*TASK OBJECTIVE:* Reproduce the listing below exactly. Pictures do not belong in the copy.

--- begin ---

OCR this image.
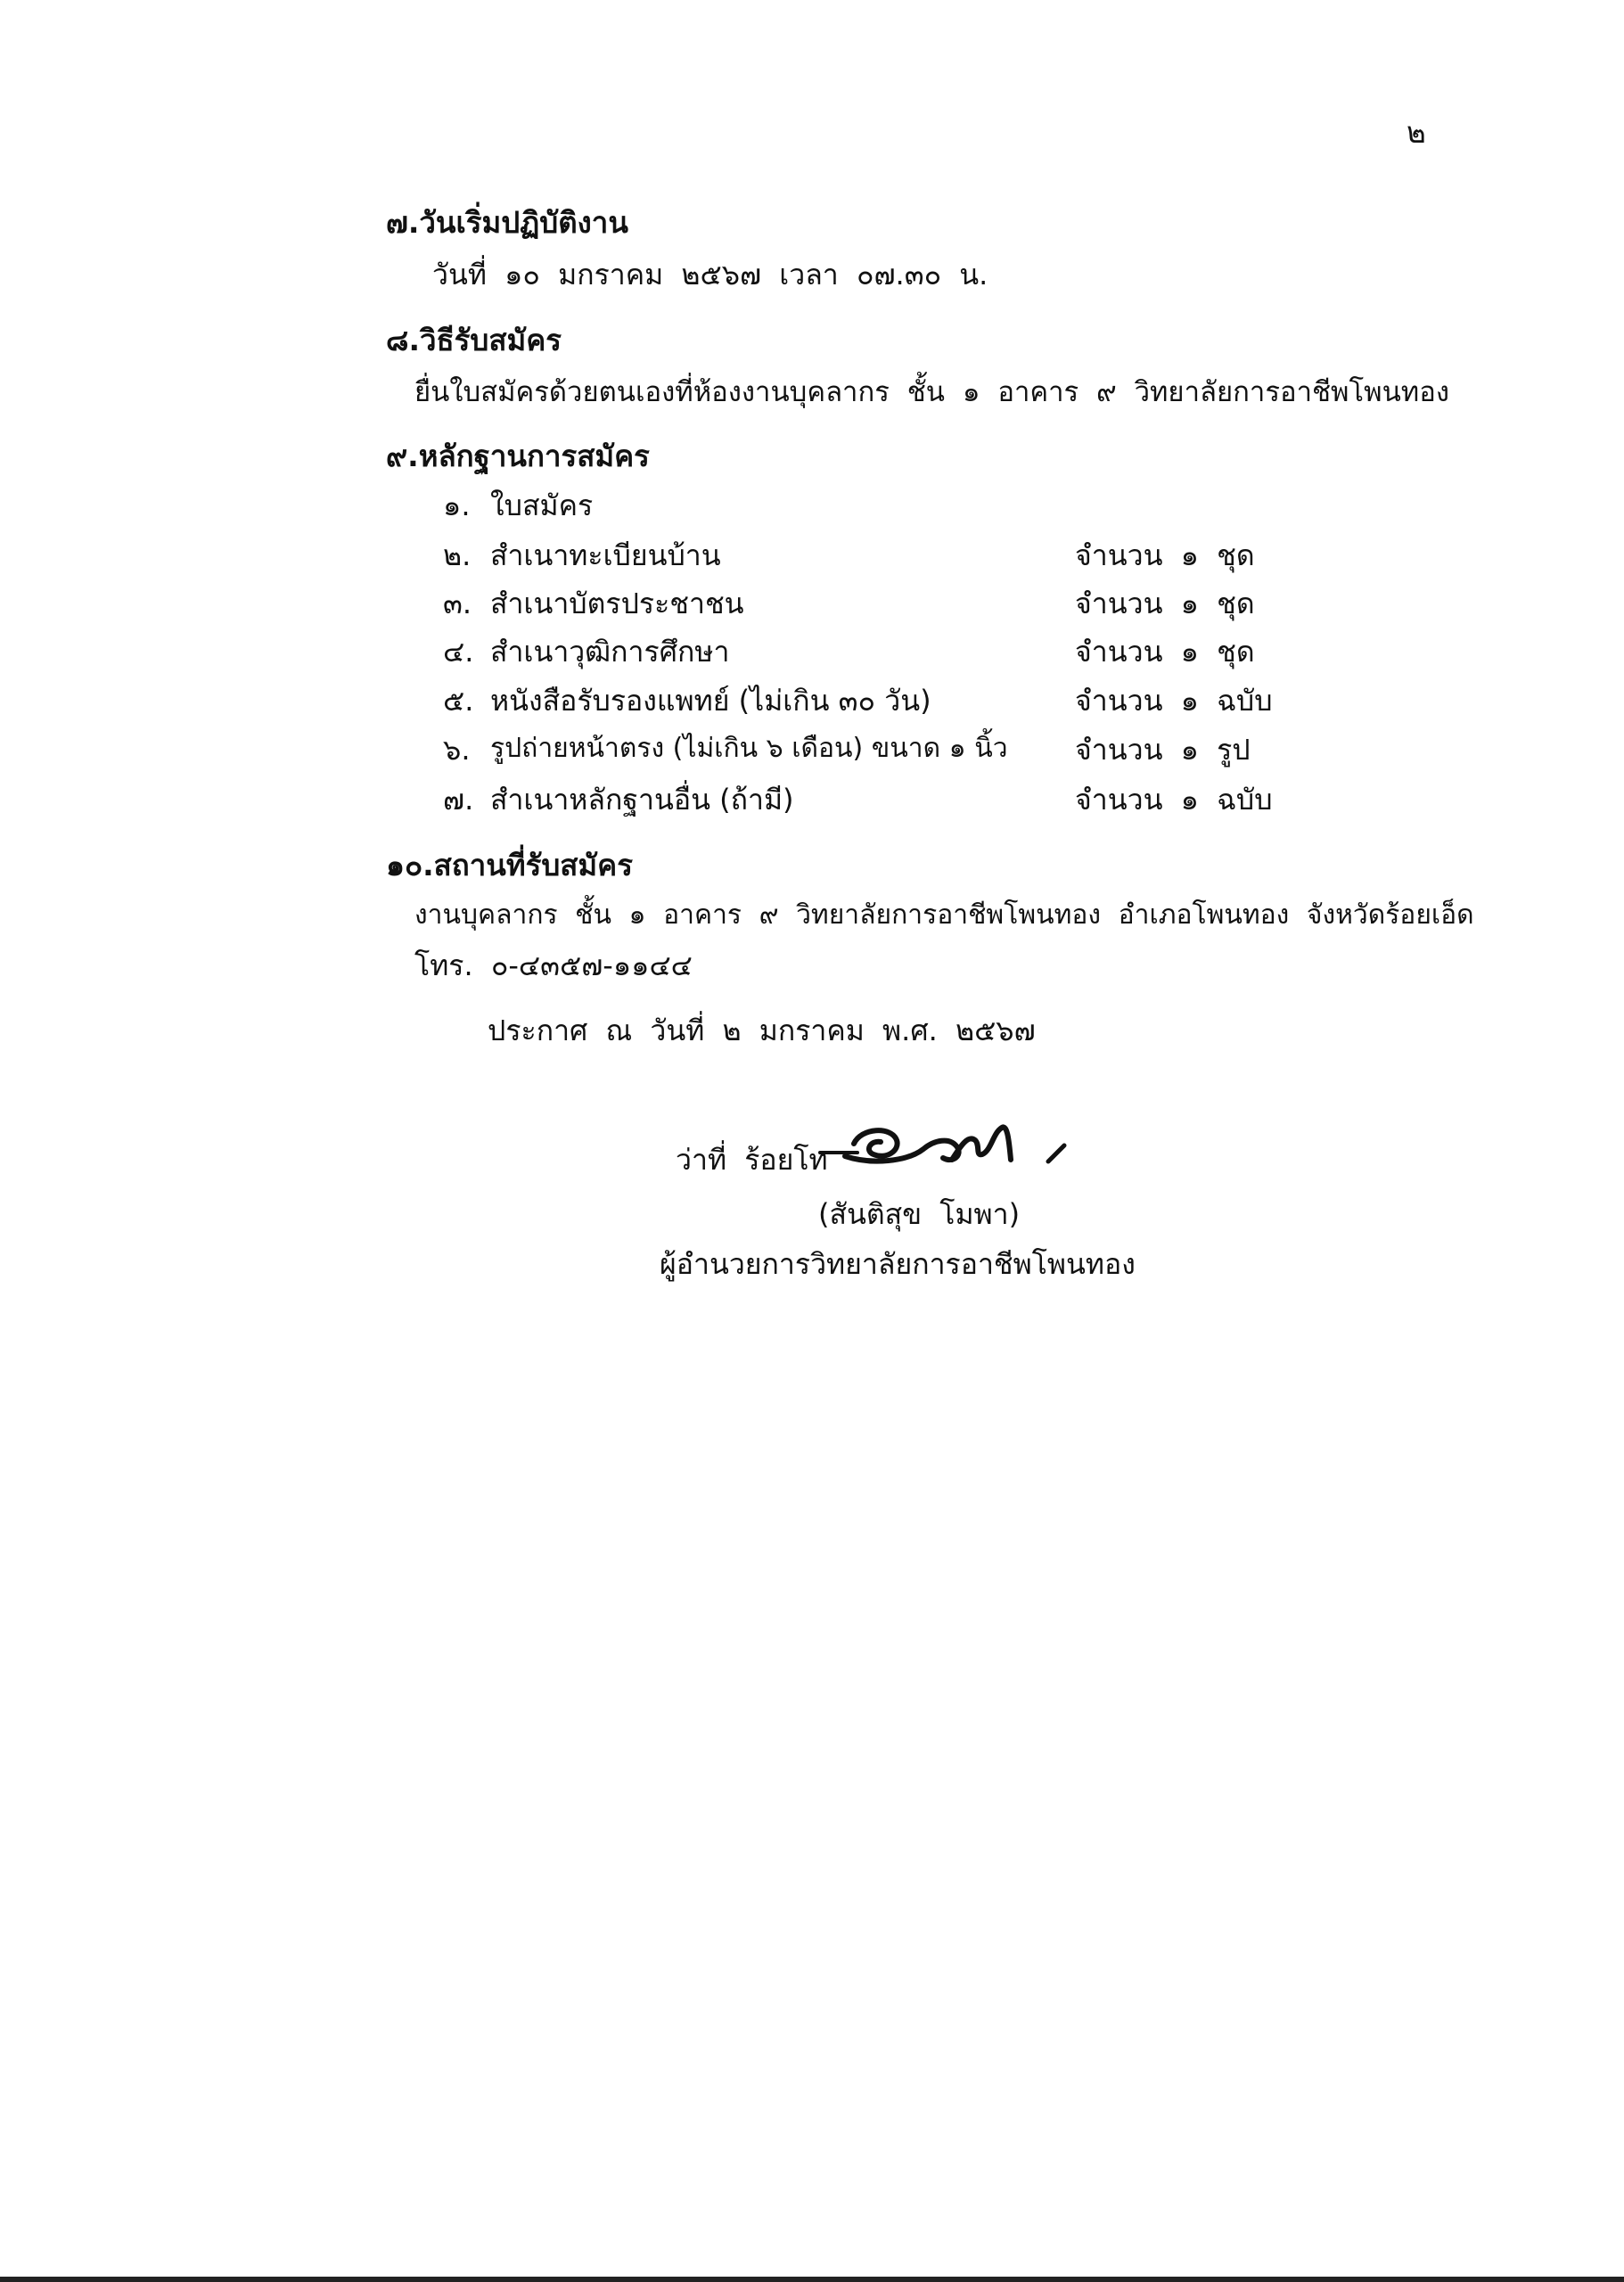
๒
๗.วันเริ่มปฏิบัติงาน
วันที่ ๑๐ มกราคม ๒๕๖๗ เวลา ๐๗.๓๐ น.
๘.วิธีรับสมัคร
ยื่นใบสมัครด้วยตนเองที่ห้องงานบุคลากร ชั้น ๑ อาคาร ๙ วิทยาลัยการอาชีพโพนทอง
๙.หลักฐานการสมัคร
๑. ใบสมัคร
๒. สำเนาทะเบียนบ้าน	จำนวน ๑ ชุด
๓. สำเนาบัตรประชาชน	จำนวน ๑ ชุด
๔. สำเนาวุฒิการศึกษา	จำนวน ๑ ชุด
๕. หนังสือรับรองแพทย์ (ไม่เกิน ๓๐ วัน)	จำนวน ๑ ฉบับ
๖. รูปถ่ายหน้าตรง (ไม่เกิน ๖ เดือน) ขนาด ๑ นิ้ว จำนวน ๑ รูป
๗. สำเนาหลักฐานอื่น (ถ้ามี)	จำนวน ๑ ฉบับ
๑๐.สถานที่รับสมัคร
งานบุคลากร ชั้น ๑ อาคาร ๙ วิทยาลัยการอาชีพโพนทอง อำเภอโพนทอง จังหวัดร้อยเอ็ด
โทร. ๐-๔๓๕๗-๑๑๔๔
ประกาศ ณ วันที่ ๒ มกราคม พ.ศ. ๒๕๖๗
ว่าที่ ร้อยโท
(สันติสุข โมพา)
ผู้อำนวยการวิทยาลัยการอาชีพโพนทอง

--- end ---

*WRITTEN SOLUTION:*
OCR this image.
๒
๗.วันเริ่มปฏิบัติงาน
วันที่ ๑๐ มกราคม ๒๕๖๗ เวลา ๐๗.๓๐ น.
๘.วิธีรับสมัคร
ยื่นใบสมัครด้วยตนเองที่ห้องงานบุคลากร ชั้น ๑ อาคาร ๙ วิทยาลัยการอาชีพโพนทอง
๙.หลักฐานการสมัคร
๑. ใบสมัคร
๒. สำเนาทะเบียนบ้าน	จำนวน ๑ ชุด
๓. สำเนาบัตรประชาชน	จำนวน ๑ ชุด
๔. สำเนาวุฒิการศึกษา	จำนวน ๑ ชุด
๕. หนังสือรับรองแพทย์ (ไม่เกิน ๓๐ วัน)	จำนวน ๑ ฉบับ
๖. รูปถ่ายหน้าตรง (ไม่เกิน ๖ เดือน) ขนาด ๑ นิ้ว จำนวน ๑ รูป
๗. สำเนาหลักฐานอื่น (ถ้ามี)	จำนวน ๑ ฉบับ
๑๐.สถานที่รับสมัคร
งานบุคลากร ชั้น ๑ อาคาร ๙ วิทยาลัยการอาชีพโพนทอง อำเภอโพนทอง จังหวัดร้อยเอ็ด
โทร. ๐-๔๓๕๗-๑๑๔๔
ประกาศ ณ วันที่ ๒ มกราคม พ.ศ. ๒๕๖๗
ว่าที่ ร้อยโท
(สันติสุข โมพา)
ผู้อำนวยการวิทยาลัยการอาชีพโพนทอง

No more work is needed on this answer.